Requirement:
Extract the records below word for word and ignore the images.

Items listed in a dataset:
'''
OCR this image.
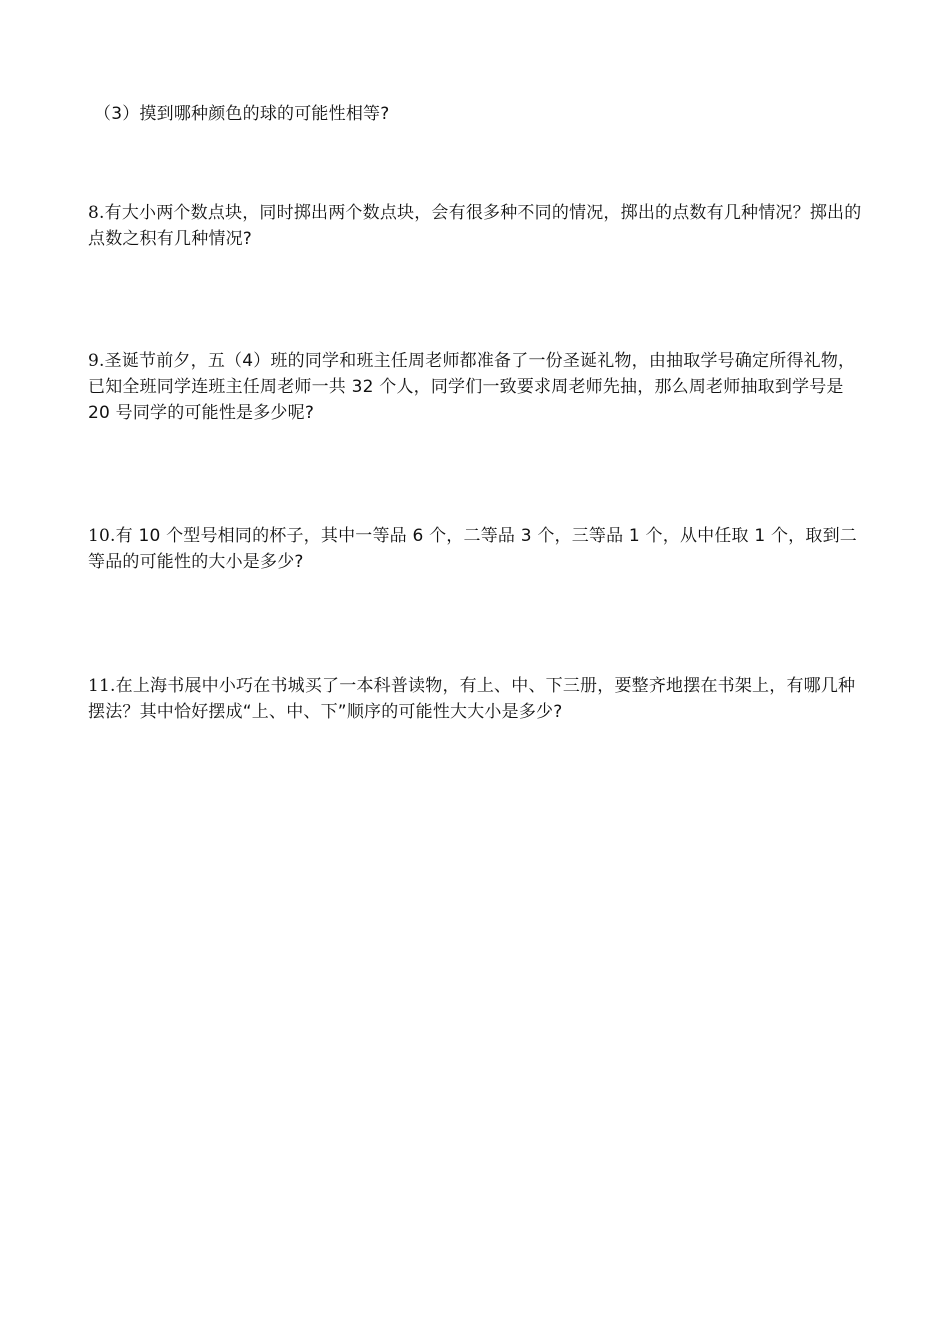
（3）摸到哪种颜色的球的可能性相等?

8.有大小两个数点块，同时掷出两个数点块，会有很多种不同的情况，掷出的点数有几种情况？掷出的点数之积有几种情况?

9.圣诞节前夕，五（4）班的同学和班主任周老师都准备了一份圣诞礼物，由抽取学号确定所得礼物，已知全班同学连班主任周老师一共 32 个人，同学们一致要求周老师先抽，那么周老师抽取到学号是 20 号同学的可能性是多少呢?

10.有 10 个型号相同的杯子，其中一等品 6 个，二等品 3 个，三等品 1 个，从中任取 1 个，取到二等品的可能性的大小是多少?

11.在上海书展中小巧在书城买了一本科普读物，有上、中、下三册，要整齐地摆在书架上，有哪几种摆法？其中恰好摆成“上、中、下”顺序的可能性大大小是多少?
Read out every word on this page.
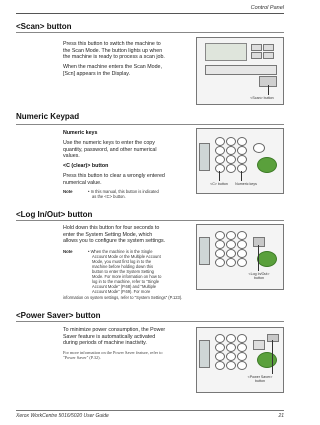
Control Panel
<Scan> button
Press this button to switch the machine to
the Scan Mode. The button lights up when
the machine is ready to process a scan job.
When the machine enters the Scan Mode,
[Scn] appears in the Display.
<Scan> button
Numeric Keypad
Numeric keys
Use the numeric keys to enter the copy
quantity, password, and other numerical
values.
<C (clear)> button
Press this button to clear a wrongly entered
numerical value.
Note	• In this manual, this button is indicated
as the <C> button.
<C> button	Numeric keys
<Log In/Out> button
Hold down this button for four seconds to
enter the System Setting Mode, which
allows you to configure the system settings.
Note	• When the machine is in the Single
Account Mode or the Multiple Account
Mode, you must first log in to the
machine before holding down this
button to enter the System Setting
Mode. For more information on how to
log in to the machine, refer to "Single
Account Mode" (P.68) and "Multiple
Account Mode" (P.69). For more
information on system settings, refer to "System Settings" (P.123).
<Log In/Out>
button
<Power Saver> button
To minimize power consumption, the Power
Saver feature is automatically activated
during periods of machine inactivity.
For more information on the Power Saver feature, refer to
"Power Saver" (P.32).
<Power Saver>
button
Xerox WorkCentre 5016/5020 User Guide	21
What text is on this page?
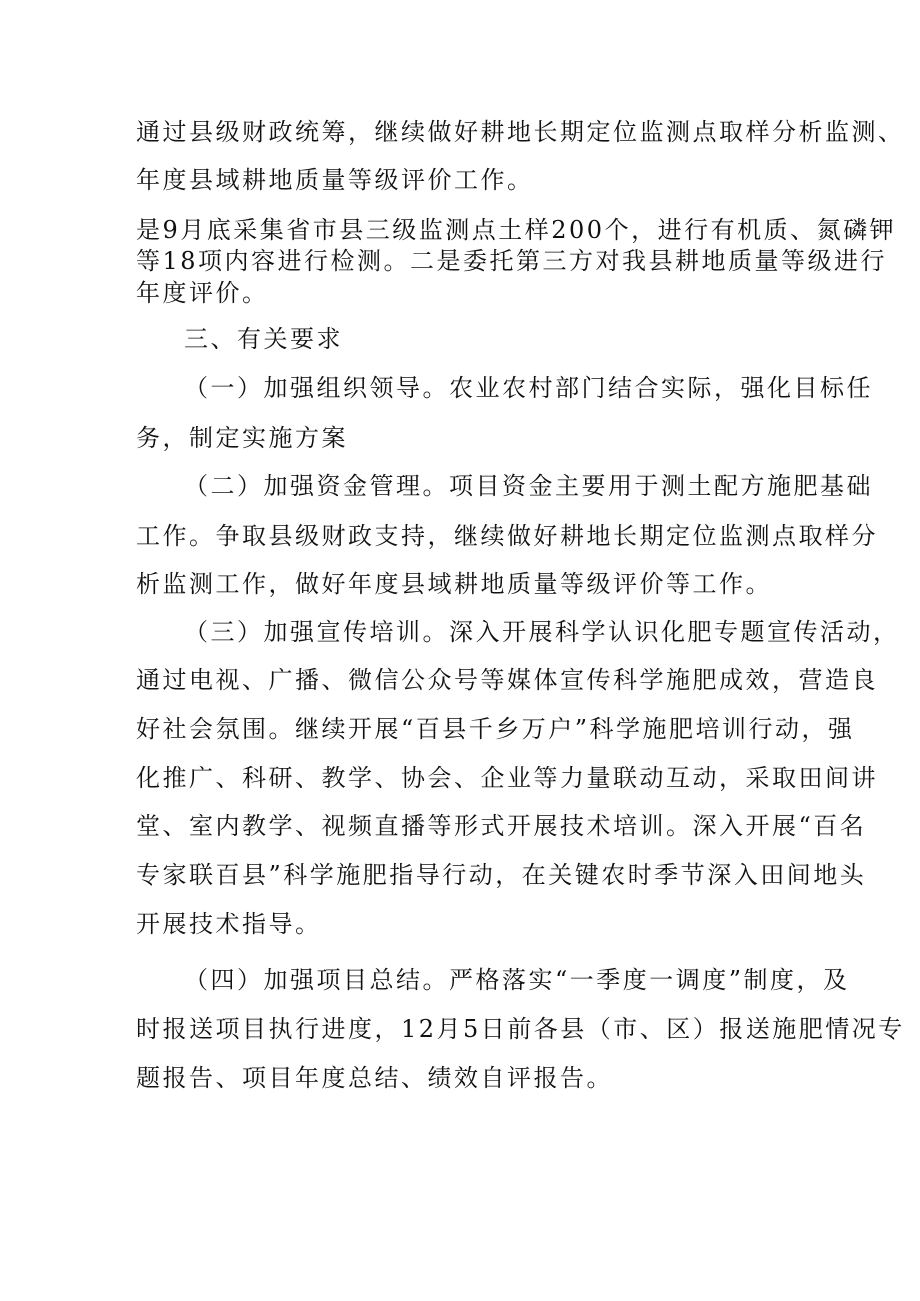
通过县级财政统筹，继续做好耕地长期定位监测点取样分析监测、
年度县域耕地质量等级评价工作。
是9月底采集省市县三级监测点土样200个，进行有机质、氮磷钾
等18项内容进行检测。二是委托第三方对我县耕地质量等级进行
年度评价。
三、有关要求
（一）加强组织领导。农业农村部门结合实际，强化目标任
务，制定实施方案
（二）加强资金管理。项目资金主要用于测土配方施肥基础
工作。争取县级财政支持，继续做好耕地长期定位监测点取样分
析监测工作，做好年度县域耕地质量等级评价等工作。
（三）加强宣传培训。深入开展科学认识化肥专题宣传活动，
通过电视、广播、微信公众号等媒体宣传科学施肥成效，营造良
好社会氛围。继续开展“百县千乡万户”科学施肥培训行动，强
化推广、科研、教学、协会、企业等力量联动互动，采取田间讲
堂、室内教学、视频直播等形式开展技术培训。深入开展“百名
专家联百县”科学施肥指导行动，在关键农时季节深入田间地头
开展技术指导。
（四）加强项目总结。严格落实“一季度一调度”制度，及
时报送项目执行进度，12月5日前各县（市、区）报送施肥情况专
题报告、项目年度总结、绩效自评报告。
'''
Task response:
OCR this image.
（3）摸到哪种颜色的球的可能性相等?

8.有大小两个数点块，同时掷出两个数点块，会有很多种不同的情况，掷出的点数有几种情况？掷出的点数之积有几种情况?

9.圣诞节前夕，五（4）班的同学和班主任周老师都准备了一份圣诞礼物，由抽取学号确定所得礼物，已知全班同学连班主任周老师一共 32 个人，同学们一致要求周老师先抽，那么周老师抽取到学号是 20 号同学的可能性是多少呢?

10.有 10 个型号相同的杯子，其中一等品 6 个，二等品 3 个，三等品 1 个，从中任取 1 个，取到二等品的可能性的大小是多少?

11.在上海书展中小巧在书城买了一本科普读物，有上、中、下三册，要整齐地摆在书架上，有哪几种摆法？其中恰好摆成“上、中、下”顺序的可能性大大小是多少?
Read out every word on this page.
Control Panel
<Scan> button
Press this button to switch the machine to
the Scan Mode. The button lights up when
the machine is ready to process a scan job.
When the machine enters the Scan Mode,
[Scn] appears in the Display.
<Scan> button
Numeric Keypad
Numeric keys
Use the numeric keys to enter the copy
quantity, password, and other numerical
values.
<C (clear)> button
Press this button to clear a wrongly entered
numerical value.
Note	• In this manual, this button is indicated
as the <C> button.
<C> button	Numeric keys
<Log In/Out> button
Hold down this button for four seconds to
enter the System Setting Mode, which
allows you to configure the system settings.
Note	• When the machine is in the Single
Account Mode or the Multiple Account
Mode, you must first log in to the
machine before holding down this
button to enter the System Setting
Mode. For more information on how to
log in to the machine, refer to "Single
Account Mode" (P.68) and "Multiple
Account Mode" (P.69). For more
information on system settings, refer to "System Settings" (P.123).
<Log In/Out>
button
<Power Saver> button
To minimize power consumption, the Power
Saver feature is automatically activated
during periods of machine inactivity.
For more information on the Power Saver feature, refer to
"Power Saver" (P.32).
<Power Saver>
button
Xerox WorkCentre 5016/5020 User Guide	21
What text is on this page?
通过县级财政统筹，继续做好耕地长期定位监测点取样分析监测、
年度县域耕地质量等级评价工作。
是9月底采集省市县三级监测点土样200个，进行有机质、氮磷钾
等18项内容进行检测。二是委托第三方对我县耕地质量等级进行
年度评价。
三、有关要求
（一）加强组织领导。农业农村部门结合实际，强化目标任
务，制定实施方案
（二）加强资金管理。项目资金主要用于测土配方施肥基础
工作。争取县级财政支持，继续做好耕地长期定位监测点取样分
析监测工作，做好年度县域耕地质量等级评价等工作。
（三）加强宣传培训。深入开展科学认识化肥专题宣传活动，
通过电视、广播、微信公众号等媒体宣传科学施肥成效，营造良
好社会氛围。继续开展“百县千乡万户”科学施肥培训行动，强
化推广、科研、教学、协会、企业等力量联动互动，采取田间讲
堂、室内教学、视频直播等形式开展技术培训。深入开展“百名
专家联百县”科学施肥指导行动，在关键农时季节深入田间地头
开展技术指导。
（四）加强项目总结。严格落实“一季度一调度”制度，及
时报送项目执行进度，12月5日前各县（市、区）报送施肥情况专
题报告、项目年度总结、绩效自评报告。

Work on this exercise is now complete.